— Begin Provided passage —

He now lives in South East London with his wife and is currently plotting a second novel.
You Don’t Know Me is one book I’d been waiting to read when I’d heard the buzz surrounding it. Essentially, it is a legal thriller, but it is written in a very unusual style if you were to compare it to others in a similar genre.
We meet the defendant, unnamed, and accused of murder. Having fired his lawyer, he decides to give his own account of what happened. Eight pieces of evidence are used in the case, and the defendant talks the jury, and the reader, through each one.
Told in the first person, using his own colloquialisms, You Don’t Know Me is a very different book. The defendant takes us through how he ended up in the dock accused of murder. His tale is an epic one, with so many different characters being brought into the narrative.

— End Provided passage —
— Begin Entries shown —

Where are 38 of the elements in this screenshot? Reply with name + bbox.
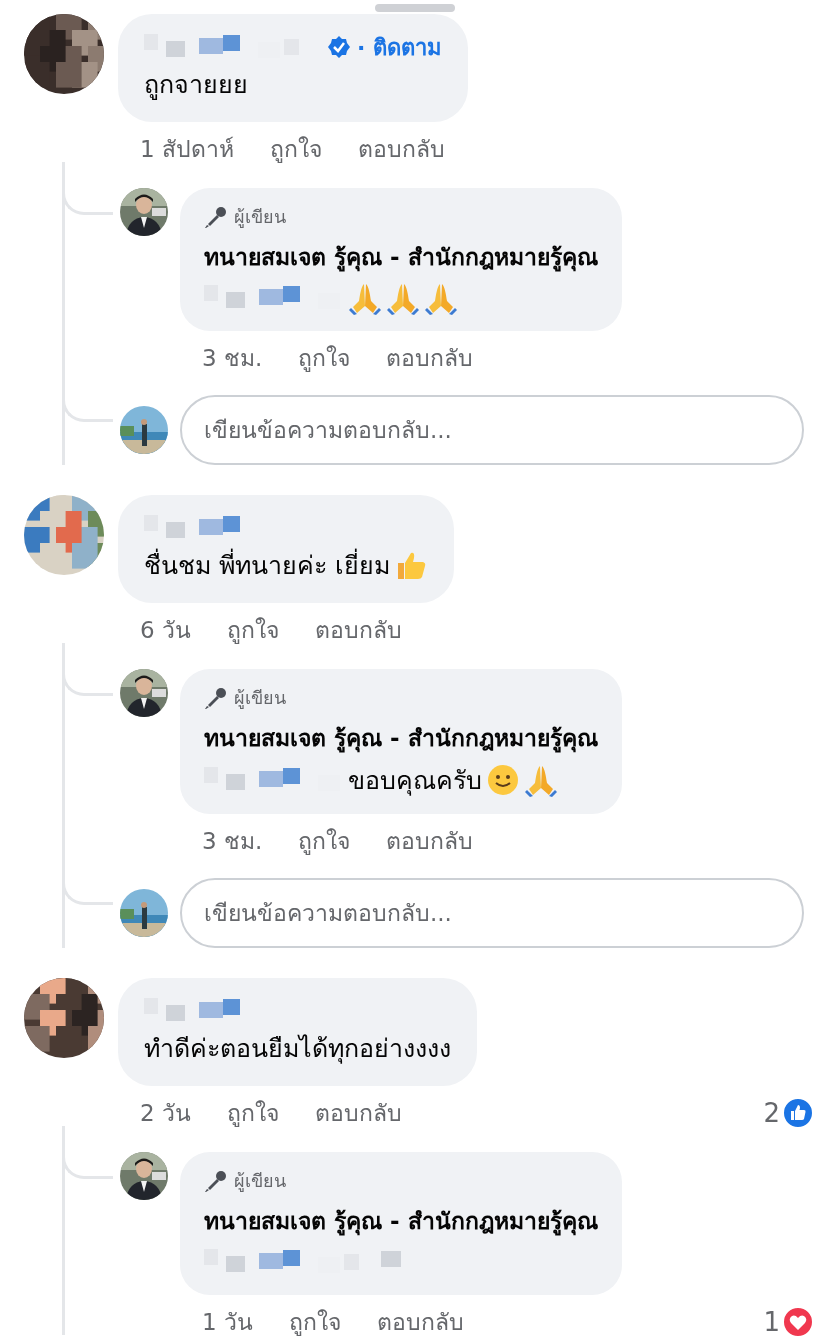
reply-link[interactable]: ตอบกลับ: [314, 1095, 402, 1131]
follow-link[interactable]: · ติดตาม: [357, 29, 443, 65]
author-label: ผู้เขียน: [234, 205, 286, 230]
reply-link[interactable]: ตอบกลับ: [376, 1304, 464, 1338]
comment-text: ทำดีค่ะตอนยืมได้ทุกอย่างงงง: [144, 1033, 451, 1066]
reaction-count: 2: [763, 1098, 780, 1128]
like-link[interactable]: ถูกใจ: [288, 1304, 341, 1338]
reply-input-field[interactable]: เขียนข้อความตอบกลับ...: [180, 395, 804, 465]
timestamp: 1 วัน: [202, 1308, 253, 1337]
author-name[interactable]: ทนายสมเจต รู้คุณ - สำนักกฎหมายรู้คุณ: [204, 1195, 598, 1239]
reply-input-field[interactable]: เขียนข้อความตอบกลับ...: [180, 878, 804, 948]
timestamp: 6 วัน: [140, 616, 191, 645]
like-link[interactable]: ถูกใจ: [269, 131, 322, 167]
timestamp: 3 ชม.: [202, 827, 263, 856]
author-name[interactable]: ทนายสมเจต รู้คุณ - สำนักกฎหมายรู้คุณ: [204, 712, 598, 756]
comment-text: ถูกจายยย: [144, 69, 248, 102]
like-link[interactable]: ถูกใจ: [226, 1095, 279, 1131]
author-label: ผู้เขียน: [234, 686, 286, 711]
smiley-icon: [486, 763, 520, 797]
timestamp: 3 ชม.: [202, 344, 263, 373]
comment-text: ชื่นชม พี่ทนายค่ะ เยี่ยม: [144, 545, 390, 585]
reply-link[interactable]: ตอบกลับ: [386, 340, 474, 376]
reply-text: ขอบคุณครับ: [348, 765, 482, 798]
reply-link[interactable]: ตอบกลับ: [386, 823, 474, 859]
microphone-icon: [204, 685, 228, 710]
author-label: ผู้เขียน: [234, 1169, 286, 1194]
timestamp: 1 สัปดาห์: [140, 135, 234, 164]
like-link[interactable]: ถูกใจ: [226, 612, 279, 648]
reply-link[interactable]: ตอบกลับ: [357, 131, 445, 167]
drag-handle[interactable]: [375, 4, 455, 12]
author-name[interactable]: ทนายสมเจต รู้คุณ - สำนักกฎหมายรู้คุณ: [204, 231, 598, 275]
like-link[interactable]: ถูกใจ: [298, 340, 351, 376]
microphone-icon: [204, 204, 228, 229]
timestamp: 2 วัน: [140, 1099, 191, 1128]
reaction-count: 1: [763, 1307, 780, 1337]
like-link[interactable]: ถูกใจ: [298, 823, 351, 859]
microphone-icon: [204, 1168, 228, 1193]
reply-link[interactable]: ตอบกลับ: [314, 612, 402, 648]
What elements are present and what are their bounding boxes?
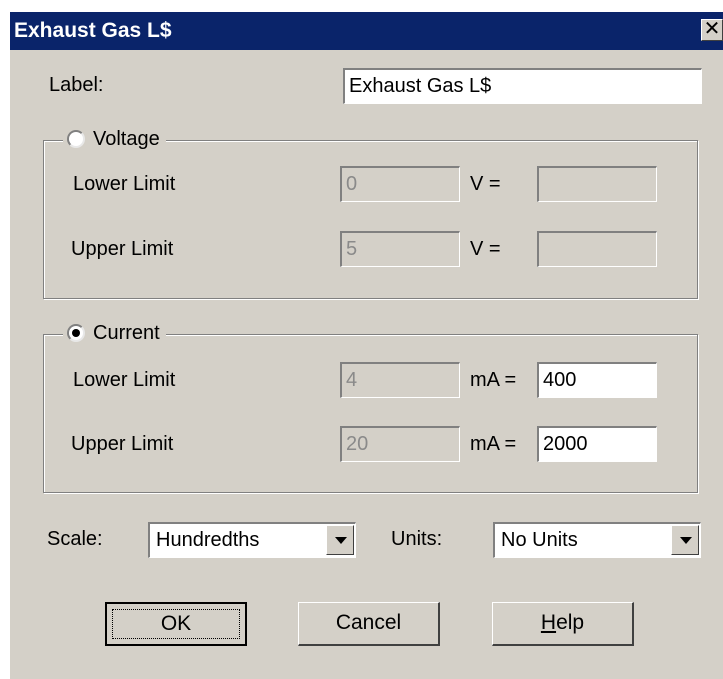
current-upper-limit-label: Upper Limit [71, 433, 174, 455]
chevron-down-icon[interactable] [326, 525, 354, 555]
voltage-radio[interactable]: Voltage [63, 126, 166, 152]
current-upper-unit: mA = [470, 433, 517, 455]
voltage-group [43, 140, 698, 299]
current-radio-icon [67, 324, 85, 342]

— End Entries shown —

**Exercise requirements:**
a) Answer these from the review of You Don't Know Me above:
(i) What kind of book does the review say it essentially is?
(ii) How many pieces of evidence are used in the case?
(iii) In what person is the book told?
b) Resume the review of You Don't Know Me, picking up right after its final sentence.

**Final results:**
a)
(i) A legal thriller.
(ii) Eight.
(iii) The first person.

b)
Gang culture, morality and murder are all addressed in the defendants speech. How he got to where he is now is just one of the avenues explored in his testimony. The defendant is the only voice (until the end) and the reader comes to know him a little bit more through every monologue he gives.
You Don’t Know Me is different, and odd, but it is very compelling to read. Did he do it? Why is he there? Ultimately, the reader is left with some unanswered questions but the author has written a very clever novel. It is evident that he comes from a legal background.
Compulsive, clever, and more than a little frustrating at times, You Don’t Know Me is divisive, and definitely one to watch.